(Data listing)
_ _ _ _ _ _ _
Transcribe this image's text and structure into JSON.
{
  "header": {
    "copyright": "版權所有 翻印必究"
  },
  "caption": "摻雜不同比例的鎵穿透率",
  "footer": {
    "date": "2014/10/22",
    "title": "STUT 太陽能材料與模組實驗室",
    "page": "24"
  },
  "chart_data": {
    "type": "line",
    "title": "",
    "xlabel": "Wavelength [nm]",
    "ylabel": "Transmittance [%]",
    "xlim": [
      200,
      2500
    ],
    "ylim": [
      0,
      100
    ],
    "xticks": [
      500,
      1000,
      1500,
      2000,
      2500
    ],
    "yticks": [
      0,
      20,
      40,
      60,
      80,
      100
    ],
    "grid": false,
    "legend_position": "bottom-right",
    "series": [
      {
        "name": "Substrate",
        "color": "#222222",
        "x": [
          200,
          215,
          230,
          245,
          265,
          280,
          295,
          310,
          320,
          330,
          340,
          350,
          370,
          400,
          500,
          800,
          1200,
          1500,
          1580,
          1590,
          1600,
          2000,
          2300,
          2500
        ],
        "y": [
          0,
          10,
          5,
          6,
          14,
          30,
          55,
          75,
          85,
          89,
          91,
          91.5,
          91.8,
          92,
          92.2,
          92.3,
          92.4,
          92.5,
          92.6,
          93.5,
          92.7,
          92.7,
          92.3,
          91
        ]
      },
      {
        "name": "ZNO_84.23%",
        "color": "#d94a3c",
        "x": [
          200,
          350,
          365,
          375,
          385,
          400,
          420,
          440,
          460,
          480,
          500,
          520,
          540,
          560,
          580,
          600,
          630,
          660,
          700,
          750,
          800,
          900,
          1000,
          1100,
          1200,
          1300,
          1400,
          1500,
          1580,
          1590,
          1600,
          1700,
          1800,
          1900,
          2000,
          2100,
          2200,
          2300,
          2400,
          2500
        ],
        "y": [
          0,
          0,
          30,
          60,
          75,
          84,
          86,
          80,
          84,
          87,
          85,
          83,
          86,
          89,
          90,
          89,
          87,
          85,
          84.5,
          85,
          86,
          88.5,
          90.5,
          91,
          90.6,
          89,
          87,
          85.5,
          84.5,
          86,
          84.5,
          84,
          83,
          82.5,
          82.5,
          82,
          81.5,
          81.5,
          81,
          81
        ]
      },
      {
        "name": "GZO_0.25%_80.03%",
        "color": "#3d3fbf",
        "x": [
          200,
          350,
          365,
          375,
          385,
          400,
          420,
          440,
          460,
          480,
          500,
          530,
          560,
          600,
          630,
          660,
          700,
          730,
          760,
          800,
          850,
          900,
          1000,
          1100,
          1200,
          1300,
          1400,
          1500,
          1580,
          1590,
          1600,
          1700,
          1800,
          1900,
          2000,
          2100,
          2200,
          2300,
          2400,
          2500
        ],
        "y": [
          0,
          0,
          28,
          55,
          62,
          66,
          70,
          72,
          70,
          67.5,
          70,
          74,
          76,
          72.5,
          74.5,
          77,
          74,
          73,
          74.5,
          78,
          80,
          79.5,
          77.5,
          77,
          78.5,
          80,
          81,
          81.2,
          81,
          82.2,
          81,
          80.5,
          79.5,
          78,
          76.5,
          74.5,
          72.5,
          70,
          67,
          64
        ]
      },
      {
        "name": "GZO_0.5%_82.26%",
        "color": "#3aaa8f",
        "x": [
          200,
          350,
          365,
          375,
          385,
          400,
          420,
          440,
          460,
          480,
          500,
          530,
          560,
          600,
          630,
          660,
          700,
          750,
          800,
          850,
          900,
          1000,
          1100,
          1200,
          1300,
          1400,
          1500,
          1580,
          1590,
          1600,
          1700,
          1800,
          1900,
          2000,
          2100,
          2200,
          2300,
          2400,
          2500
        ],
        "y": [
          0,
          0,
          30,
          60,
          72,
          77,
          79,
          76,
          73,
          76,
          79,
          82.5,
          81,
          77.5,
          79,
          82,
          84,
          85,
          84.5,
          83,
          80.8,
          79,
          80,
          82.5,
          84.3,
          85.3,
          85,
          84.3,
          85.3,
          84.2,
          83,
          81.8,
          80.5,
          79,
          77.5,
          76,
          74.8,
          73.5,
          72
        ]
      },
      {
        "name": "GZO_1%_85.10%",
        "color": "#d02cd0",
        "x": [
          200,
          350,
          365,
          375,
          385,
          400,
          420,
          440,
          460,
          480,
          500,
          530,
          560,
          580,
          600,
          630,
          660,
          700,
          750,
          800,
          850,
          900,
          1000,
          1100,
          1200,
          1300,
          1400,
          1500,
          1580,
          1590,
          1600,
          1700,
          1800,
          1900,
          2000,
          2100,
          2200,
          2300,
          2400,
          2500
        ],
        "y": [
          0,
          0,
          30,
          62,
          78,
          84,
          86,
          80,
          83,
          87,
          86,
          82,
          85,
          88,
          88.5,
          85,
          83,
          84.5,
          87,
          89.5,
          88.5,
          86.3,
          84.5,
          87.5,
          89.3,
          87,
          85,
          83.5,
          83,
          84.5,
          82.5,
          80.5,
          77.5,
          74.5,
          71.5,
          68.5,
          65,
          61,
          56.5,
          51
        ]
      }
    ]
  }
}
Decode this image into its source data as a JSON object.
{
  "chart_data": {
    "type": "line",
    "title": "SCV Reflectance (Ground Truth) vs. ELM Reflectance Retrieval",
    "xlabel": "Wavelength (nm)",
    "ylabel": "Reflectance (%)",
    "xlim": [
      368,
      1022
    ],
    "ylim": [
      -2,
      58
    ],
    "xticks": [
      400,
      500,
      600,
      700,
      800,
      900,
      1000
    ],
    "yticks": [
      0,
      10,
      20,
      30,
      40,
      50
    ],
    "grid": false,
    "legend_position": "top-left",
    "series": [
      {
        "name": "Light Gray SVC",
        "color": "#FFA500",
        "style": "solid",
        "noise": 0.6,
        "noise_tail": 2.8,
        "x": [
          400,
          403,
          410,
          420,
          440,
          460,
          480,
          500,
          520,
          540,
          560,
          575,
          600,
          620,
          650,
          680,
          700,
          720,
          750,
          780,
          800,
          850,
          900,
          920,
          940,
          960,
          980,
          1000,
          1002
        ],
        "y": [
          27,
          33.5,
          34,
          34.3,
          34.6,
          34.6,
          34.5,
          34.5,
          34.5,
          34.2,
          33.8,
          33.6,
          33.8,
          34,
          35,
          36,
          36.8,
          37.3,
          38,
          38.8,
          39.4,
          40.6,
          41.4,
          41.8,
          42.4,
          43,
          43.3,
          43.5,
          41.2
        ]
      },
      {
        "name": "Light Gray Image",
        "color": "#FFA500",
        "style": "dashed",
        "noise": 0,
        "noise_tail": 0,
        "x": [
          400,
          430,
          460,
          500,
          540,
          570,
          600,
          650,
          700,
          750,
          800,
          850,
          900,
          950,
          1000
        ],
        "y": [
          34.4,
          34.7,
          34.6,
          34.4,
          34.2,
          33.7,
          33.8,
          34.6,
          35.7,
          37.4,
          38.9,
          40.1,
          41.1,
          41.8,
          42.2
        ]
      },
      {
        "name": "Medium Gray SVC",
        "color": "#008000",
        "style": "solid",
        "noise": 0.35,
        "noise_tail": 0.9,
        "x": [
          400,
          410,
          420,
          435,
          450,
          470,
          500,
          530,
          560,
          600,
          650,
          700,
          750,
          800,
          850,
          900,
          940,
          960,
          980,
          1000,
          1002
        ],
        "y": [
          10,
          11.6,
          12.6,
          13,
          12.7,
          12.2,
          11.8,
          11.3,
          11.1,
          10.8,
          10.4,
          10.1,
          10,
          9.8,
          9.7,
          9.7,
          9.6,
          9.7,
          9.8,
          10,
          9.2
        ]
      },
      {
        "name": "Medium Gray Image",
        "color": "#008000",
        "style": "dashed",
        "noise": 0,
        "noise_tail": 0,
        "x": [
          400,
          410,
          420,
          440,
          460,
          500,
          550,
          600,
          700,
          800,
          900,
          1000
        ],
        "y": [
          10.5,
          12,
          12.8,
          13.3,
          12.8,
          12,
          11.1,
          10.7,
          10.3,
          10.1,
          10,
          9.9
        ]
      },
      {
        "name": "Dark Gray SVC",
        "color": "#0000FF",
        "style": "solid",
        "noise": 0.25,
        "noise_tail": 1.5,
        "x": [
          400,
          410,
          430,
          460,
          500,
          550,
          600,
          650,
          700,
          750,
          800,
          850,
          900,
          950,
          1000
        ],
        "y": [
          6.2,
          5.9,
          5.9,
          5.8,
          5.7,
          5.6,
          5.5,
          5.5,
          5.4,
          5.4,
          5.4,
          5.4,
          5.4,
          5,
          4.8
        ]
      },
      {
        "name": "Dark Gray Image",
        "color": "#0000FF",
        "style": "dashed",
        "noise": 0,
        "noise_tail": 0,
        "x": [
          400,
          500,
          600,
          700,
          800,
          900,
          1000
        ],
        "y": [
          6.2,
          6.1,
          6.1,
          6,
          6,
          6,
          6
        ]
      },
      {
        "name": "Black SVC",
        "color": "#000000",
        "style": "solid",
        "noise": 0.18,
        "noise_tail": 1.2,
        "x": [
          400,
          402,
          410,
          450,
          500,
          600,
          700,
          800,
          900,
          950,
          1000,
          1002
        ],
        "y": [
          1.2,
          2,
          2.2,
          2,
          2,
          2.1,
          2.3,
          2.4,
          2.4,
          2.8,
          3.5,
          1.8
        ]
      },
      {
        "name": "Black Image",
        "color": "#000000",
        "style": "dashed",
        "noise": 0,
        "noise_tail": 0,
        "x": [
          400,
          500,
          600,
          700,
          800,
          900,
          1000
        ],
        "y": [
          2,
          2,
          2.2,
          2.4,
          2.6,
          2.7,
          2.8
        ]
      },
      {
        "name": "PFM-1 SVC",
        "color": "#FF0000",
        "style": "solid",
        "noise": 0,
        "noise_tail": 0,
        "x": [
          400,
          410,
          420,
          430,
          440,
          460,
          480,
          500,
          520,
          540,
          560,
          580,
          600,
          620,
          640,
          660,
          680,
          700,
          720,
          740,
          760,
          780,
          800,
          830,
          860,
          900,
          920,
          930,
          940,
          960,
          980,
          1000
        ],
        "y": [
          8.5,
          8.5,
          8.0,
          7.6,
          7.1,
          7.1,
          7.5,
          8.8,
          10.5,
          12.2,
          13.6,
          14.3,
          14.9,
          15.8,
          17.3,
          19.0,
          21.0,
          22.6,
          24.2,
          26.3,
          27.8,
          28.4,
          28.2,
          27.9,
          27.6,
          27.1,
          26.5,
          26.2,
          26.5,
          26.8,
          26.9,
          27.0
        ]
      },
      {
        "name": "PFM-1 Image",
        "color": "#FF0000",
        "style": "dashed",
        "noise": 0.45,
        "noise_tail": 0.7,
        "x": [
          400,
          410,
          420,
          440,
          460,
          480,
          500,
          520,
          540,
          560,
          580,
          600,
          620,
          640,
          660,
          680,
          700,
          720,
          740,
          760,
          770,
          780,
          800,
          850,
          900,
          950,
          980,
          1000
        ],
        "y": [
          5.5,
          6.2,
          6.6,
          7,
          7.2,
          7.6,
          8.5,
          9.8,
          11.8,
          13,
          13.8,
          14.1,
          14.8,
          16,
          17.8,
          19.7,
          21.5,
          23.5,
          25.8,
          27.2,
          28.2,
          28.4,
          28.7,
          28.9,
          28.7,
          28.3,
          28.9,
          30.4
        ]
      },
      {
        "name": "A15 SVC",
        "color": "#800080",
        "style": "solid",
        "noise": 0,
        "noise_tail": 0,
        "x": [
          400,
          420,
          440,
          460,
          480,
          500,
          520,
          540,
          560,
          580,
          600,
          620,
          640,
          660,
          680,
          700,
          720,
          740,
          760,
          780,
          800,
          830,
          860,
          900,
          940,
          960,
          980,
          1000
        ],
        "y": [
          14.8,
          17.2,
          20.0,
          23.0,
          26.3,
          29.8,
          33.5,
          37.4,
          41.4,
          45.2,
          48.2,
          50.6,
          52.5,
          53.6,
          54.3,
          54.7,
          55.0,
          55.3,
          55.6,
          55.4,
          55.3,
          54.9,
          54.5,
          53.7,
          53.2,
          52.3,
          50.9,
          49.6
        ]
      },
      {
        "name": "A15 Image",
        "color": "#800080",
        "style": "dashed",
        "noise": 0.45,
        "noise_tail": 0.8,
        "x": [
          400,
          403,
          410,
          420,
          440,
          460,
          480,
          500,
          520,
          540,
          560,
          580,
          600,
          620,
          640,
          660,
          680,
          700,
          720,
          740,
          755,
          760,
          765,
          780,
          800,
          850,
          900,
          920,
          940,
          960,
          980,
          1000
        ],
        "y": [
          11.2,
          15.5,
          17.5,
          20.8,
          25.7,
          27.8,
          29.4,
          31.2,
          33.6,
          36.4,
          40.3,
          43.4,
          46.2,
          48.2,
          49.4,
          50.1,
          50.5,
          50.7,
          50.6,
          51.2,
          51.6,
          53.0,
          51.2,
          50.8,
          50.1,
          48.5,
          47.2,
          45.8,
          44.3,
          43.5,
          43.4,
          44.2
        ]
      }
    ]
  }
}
_ _ _ _ _ _ _
• **WRITTEN EXERCISE**: Among the entries above, how many lines hold the string "Reflectance"? Respond with nothing but the number.

• **TASK OUTPUT**: 2